------ Source passage ------

What happened from 2000 to 2006 looked, even at the time, like pure speculative fever rather than a response to a real surge in housing demand. How could you tell? By the fact that the surge in home prices wasn’t matched by a surge in rents:

The last bubble didn’t touch rents.Credit…FRED

This time, however, rents have soared along with home prices. Official data, which measures how much renters are paying, on average, has lagged the rental rates on new leases, which are a better indicator of demand. Rental data is, however, available from a number of private sources like Realtor.com, Apartment List and Zillow. This data suggests that market rents have gone up around 25 percent since the beginning of the pandemic — not quite as much as home prices but still a lot (although they seem to be plateauing):

Rents ahoy!Credit…Realtor.com

Another way in which the two house price surges differ is in their regional distribution. Soaring prices in the 2000s were generally limited to coastal metropolitan areas where zoning requirements and NIMBYism often made it hard to build more housing. Places like Dallas, where there are fewer restrictions, never saw as much of a price surge, probably because everyone understood that in the long run, prices would fall more or less to the cost of construction. This time, though, prices have soared everywhere:

Soaring prices everywhere, including Dallas.Credit…FRED

The most likely explanation is that this time there was, indeed, a big rise in the underlying demand for housing, not just speculation, and that this rise took place too fast for housing construction to keep up, even in places where building isn’t overly restricted. (Supply-chain problems for construction materials didn’t help, either.)

------ Data for analysis ------

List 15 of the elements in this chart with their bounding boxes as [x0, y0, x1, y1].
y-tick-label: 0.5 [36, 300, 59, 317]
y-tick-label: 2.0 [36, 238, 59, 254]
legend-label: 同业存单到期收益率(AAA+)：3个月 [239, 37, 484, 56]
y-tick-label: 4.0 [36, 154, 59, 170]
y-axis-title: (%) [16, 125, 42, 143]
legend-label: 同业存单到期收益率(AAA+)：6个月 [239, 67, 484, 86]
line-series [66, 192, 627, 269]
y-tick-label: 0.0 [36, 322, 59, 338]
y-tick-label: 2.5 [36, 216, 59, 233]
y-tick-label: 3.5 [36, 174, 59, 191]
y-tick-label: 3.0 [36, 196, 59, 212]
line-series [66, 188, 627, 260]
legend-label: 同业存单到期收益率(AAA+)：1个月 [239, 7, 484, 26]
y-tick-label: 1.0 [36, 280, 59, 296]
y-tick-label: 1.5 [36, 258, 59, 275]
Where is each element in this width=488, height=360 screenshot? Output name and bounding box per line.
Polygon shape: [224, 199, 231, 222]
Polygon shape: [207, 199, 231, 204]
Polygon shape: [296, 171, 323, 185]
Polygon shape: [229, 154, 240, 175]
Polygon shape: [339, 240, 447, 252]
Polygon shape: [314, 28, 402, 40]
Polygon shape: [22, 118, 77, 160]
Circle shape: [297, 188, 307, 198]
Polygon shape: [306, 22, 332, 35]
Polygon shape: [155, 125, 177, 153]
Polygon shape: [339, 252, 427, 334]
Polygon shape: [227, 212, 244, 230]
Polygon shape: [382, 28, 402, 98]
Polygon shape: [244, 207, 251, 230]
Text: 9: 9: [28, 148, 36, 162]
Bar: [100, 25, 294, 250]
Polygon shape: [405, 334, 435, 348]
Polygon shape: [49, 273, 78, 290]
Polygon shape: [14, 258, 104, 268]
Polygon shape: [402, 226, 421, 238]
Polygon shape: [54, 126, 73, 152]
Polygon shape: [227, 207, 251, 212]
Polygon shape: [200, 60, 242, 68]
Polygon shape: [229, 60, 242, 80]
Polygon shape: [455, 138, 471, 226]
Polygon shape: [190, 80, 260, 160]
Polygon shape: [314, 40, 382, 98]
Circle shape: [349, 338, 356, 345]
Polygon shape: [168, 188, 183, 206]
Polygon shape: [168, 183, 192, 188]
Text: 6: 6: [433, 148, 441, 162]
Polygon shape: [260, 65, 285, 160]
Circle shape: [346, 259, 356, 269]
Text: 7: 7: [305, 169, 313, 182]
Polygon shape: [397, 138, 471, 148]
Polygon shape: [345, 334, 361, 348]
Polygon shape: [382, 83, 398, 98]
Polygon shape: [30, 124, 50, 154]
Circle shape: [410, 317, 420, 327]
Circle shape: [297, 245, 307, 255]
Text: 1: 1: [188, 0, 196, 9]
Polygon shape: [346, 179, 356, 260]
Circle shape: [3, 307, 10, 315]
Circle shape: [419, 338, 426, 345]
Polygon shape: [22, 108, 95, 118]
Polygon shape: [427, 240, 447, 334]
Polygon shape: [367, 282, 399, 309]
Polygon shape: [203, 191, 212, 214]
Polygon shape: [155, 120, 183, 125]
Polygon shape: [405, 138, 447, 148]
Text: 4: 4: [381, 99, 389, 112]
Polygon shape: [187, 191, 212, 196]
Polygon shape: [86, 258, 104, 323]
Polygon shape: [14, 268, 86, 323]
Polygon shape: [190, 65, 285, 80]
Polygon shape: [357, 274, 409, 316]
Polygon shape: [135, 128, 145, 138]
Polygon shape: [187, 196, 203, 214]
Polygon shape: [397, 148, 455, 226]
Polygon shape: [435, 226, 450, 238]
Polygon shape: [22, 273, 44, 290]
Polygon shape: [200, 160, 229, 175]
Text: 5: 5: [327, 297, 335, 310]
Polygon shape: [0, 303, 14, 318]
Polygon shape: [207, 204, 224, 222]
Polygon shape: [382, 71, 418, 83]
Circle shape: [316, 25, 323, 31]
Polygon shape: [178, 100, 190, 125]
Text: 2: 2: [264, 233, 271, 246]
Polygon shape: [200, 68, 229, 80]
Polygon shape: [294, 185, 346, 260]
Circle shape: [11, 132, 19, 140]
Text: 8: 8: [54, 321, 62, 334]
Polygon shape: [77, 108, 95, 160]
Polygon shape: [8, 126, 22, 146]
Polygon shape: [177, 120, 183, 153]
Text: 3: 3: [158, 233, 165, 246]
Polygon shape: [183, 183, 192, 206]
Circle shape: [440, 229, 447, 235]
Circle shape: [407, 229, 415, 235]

------

Work instructions -
Repeat word for word the stretch of the housing passage that begins with the words containing "Soaring prices everywhere, including" and ends with "didn’t help, either.)". Work only from the housing passage; ignore the data.

Response -
Soaring prices everywhere, including Dallas.Credit…FRED

The most likely explanation is that this time there was, indeed, a big rise in the underlying demand for housing, not just speculation, and that this rise took place too fast for housing construction to keep up, even in places where building isn’t overly restricted. (Supply-chain problems for construction materials didn’t help, either.)